* **YOUR INSTRUCTIONS**: Reproduce every line in the listing that contains the word "screenshot".

(Rows from a figure dataset)
· · · ·
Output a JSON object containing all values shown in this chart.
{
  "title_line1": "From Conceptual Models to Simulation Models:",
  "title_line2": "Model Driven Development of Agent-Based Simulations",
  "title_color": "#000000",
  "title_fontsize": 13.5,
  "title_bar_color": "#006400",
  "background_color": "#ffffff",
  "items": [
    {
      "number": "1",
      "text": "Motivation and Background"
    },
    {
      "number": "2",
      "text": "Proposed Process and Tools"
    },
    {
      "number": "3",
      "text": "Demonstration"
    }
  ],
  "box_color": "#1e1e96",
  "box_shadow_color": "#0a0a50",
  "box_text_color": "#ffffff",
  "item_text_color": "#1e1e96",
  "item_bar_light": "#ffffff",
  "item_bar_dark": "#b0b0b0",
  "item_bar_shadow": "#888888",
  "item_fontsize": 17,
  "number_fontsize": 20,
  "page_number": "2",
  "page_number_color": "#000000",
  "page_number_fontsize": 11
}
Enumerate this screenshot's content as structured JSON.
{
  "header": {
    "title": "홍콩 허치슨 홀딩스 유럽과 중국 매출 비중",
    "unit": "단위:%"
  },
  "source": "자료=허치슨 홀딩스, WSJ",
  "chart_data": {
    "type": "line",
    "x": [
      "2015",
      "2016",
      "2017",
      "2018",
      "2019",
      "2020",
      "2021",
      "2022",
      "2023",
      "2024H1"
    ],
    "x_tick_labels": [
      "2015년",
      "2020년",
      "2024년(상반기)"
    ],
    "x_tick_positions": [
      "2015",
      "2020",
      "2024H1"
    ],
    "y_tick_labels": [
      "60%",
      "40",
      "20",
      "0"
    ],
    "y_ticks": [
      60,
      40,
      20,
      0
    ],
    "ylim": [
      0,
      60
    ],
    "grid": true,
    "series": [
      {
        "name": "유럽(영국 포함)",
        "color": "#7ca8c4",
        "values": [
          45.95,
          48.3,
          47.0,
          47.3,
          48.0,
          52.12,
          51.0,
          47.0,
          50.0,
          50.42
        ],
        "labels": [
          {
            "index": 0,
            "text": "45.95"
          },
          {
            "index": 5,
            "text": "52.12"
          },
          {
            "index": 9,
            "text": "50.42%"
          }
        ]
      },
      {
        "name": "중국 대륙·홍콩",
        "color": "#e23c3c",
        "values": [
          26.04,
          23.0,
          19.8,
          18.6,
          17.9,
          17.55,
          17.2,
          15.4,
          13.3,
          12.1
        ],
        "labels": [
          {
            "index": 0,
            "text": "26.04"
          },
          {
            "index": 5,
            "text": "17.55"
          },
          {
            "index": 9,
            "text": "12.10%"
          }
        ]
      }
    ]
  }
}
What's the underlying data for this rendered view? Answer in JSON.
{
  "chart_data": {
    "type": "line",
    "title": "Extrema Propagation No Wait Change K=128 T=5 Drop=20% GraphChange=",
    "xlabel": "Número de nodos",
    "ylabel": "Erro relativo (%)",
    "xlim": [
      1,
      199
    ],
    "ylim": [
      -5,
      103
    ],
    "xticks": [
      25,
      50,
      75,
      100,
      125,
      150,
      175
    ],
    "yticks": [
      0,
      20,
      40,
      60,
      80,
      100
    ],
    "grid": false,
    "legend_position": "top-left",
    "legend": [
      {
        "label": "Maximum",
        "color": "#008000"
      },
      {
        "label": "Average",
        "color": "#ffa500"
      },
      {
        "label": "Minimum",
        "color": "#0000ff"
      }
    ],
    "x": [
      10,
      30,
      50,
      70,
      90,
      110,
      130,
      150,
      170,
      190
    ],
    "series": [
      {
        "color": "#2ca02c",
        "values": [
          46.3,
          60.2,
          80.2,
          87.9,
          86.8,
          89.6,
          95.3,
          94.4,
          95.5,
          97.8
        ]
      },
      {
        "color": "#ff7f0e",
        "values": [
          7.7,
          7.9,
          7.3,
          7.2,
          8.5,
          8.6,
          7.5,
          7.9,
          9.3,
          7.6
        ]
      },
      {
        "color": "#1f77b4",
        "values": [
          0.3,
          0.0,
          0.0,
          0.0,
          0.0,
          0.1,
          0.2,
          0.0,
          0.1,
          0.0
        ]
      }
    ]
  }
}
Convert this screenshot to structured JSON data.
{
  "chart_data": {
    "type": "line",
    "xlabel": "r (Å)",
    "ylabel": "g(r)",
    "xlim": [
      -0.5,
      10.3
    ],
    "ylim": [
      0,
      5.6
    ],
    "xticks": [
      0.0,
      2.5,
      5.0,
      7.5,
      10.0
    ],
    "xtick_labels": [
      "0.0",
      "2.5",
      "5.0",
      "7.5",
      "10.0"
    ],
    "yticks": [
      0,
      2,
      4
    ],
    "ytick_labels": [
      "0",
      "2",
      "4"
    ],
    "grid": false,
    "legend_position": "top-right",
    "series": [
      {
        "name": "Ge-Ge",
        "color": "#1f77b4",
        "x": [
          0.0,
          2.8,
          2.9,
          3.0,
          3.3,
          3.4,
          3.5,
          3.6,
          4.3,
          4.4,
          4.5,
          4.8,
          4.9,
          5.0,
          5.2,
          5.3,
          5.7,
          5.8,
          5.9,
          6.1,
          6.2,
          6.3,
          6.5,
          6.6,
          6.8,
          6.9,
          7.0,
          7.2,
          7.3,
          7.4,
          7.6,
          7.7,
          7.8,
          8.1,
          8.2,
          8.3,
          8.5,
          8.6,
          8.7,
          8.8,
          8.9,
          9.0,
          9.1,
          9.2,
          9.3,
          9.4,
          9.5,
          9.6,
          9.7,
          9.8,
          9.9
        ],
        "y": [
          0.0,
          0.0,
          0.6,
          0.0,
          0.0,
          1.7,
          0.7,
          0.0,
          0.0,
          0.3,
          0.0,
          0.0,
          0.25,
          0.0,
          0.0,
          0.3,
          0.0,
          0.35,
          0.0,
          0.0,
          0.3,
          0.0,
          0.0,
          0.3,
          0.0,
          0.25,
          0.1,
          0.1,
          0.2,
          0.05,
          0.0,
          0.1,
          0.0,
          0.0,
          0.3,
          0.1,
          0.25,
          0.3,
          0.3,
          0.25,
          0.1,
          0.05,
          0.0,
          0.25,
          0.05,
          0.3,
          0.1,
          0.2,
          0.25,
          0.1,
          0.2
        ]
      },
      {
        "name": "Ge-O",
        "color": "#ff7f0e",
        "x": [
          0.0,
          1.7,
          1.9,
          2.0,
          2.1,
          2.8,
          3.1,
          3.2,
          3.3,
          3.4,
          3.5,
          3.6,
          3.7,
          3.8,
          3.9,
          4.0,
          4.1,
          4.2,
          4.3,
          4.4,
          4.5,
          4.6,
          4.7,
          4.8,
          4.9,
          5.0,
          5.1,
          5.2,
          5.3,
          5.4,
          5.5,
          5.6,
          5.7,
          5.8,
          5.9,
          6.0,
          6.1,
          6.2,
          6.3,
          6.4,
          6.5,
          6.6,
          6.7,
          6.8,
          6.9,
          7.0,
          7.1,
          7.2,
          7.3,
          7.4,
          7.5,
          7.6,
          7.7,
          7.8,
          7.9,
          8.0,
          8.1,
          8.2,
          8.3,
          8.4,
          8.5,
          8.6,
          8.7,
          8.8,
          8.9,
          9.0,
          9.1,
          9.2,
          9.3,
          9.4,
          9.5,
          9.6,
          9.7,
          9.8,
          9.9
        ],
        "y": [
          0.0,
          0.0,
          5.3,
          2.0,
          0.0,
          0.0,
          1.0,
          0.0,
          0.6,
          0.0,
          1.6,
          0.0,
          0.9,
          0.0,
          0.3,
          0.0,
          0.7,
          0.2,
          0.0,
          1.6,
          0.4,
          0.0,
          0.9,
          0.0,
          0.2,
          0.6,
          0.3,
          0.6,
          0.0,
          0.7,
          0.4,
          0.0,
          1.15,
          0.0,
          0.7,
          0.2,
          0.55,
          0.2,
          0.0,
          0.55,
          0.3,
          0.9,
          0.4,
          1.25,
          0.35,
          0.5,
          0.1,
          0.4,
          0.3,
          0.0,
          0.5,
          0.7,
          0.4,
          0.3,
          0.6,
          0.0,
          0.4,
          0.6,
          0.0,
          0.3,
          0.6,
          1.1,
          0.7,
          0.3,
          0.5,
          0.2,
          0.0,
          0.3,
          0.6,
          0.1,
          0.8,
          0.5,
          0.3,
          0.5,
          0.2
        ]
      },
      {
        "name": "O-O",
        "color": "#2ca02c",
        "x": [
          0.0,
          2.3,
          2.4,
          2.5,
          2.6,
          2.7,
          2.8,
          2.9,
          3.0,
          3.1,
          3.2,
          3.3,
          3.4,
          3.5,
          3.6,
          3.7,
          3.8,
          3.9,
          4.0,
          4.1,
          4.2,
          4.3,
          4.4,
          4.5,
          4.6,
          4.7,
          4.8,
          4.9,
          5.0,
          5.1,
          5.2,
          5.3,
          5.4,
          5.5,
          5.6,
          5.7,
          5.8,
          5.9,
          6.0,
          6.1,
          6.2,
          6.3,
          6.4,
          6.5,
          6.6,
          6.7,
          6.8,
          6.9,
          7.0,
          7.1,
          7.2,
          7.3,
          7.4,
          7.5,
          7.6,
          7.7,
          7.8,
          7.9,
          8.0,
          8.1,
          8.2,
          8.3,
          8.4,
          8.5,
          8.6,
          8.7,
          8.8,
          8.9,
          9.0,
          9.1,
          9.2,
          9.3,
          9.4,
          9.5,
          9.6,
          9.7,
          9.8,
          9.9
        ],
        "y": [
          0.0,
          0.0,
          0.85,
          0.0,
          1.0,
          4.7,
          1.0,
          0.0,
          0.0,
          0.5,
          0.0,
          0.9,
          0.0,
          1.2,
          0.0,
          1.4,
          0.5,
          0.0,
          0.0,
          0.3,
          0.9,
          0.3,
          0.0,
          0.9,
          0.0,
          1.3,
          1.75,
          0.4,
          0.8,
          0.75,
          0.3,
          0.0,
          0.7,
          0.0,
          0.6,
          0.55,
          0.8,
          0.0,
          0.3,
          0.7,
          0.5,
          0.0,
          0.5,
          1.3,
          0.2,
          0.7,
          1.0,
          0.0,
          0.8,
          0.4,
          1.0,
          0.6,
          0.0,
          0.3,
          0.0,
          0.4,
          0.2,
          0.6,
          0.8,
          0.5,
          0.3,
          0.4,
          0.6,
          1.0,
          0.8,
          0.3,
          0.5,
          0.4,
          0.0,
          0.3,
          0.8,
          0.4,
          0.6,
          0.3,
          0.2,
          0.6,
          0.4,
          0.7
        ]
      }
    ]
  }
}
· · · ·
* **ANSWER TO THE TASK**:
Enumerate this screenshot's content as structured JSON.
Convert this screenshot to structured JSON data.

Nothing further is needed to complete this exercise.